Make an exact copy of the lines below.

> _PROVIDED MATERIAL_

────────

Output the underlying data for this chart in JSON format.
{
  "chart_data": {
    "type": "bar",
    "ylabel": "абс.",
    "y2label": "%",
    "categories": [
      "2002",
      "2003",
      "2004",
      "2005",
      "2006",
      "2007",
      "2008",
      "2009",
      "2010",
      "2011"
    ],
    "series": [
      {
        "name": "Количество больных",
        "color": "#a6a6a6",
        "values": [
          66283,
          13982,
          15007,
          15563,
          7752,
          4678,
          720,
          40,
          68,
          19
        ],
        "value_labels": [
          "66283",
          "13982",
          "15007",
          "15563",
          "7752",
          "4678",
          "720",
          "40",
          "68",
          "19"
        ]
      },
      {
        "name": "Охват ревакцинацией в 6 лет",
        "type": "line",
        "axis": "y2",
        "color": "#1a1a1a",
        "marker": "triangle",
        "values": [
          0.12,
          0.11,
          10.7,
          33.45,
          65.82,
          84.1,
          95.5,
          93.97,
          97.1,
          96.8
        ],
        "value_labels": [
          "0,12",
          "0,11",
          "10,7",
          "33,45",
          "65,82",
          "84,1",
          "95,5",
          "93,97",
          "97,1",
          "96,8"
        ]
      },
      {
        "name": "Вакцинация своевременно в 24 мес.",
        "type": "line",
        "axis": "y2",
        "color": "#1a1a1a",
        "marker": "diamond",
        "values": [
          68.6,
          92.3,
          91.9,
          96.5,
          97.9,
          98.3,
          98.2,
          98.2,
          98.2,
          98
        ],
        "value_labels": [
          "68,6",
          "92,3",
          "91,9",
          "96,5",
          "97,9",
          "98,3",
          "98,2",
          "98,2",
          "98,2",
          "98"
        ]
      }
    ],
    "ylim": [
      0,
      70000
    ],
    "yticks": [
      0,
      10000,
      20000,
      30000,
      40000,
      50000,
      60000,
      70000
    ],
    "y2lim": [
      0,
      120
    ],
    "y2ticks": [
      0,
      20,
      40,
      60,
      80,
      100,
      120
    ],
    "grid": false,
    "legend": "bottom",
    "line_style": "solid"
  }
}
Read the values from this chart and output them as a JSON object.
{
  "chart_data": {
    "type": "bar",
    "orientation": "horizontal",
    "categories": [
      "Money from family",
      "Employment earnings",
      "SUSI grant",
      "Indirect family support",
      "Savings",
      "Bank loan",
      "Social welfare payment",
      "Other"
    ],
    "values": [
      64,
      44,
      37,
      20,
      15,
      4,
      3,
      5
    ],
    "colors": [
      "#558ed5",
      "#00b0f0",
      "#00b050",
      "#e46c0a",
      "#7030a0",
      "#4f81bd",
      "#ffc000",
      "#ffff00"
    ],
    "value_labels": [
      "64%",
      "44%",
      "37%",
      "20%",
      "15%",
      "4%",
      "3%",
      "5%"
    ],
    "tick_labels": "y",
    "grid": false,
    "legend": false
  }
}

────────

> _EXERCISE RESPONSE_
Output the underlying data for this chart in JSON format.
{
  "chart_data": {
    "type": "bar",
    "ylabel": "абс.",
    "y2label": "%",
    "categories": [
      "2002",
      "2003",
      "2004",
      "2005",
      "2006",
      "2007",
      "2008",
      "2009",
      "2010",
      "2011"
    ],
    "series": [
      {
        "name": "Количество больных",
        "color": "#a6a6a6",
        "values": [
          66283,
          13982,
          15007,
          15563,
          7752,
          4678,
          720,
          40,
          68,
          19
        ],
        "value_labels": [
          "66283",
          "13982",
          "15007",
          "15563",
          "7752",
          "4678",
          "720",
          "40",
          "68",
          "19"
        ]
      },
      {
        "name": "Охват ревакцинацией в 6 лет",
        "type": "line",
        "axis": "y2",
        "color": "#1a1a1a",
        "marker": "triangle",
        "values": [
          0.12,
          0.11,
          10.7,
          33.45,
          65.82,
          84.1,
          95.5,
          93.97,
          97.1,
          96.8
        ],
        "value_labels": [
          "0,12",
          "0,11",
          "10,7",
          "33,45",
          "65,82",
          "84,1",
          "95,5",
          "93,97",
          "97,1",
          "96,8"
        ]
      },
      {
        "name": "Вакцинация своевременно в 24 мес.",
        "type": "line",
        "axis": "y2",
        "color": "#1a1a1a",
        "marker": "diamond",
        "values": [
          68.6,
          92.3,
          91.9,
          96.5,
          97.9,
          98.3,
          98.2,
          98.2,
          98.2,
          98
        ],
        "value_labels": [
          "68,6",
          "92,3",
          "91,9",
          "96,5",
          "97,9",
          "98,3",
          "98,2",
          "98,2",
          "98,2",
          "98"
        ]
      }
    ],
    "ylim": [
      0,
      70000
    ],
    "yticks": [
      0,
      10000,
      20000,
      30000,
      40000,
      50000,
      60000,
      70000
    ],
    "y2lim": [
      0,
      120
    ],
    "y2ticks": [
      0,
      20,
      40,
      60,
      80,
      100,
      120
    ],
    "grid": false,
    "legend": "bottom",
    "line_style": "solid"
  }
}
Read the values from this chart and output them as a JSON object.
{
  "chart_data": {
    "type": "bar",
    "orientation": "horizontal",
    "categories": [
      "Money from family",
      "Employment earnings",
      "SUSI grant",
      "Indirect family support",
      "Savings",
      "Bank loan",
      "Social welfare payment",
      "Other"
    ],
    "values": [
      64,
      44,
      37,
      20,
      15,
      4,
      3,
      5
    ],
    "colors": [
      "#558ed5",
      "#00b0f0",
      "#00b050",
      "#e46c0a",
      "#7030a0",
      "#4f81bd",
      "#ffc000",
      "#ffff00"
    ],
    "value_labels": [
      "64%",
      "44%",
      "37%",
      "20%",
      "15%",
      "4%",
      "3%",
      "5%"
    ],
    "tick_labels": "y",
    "grid": false,
    "legend": false
  }
}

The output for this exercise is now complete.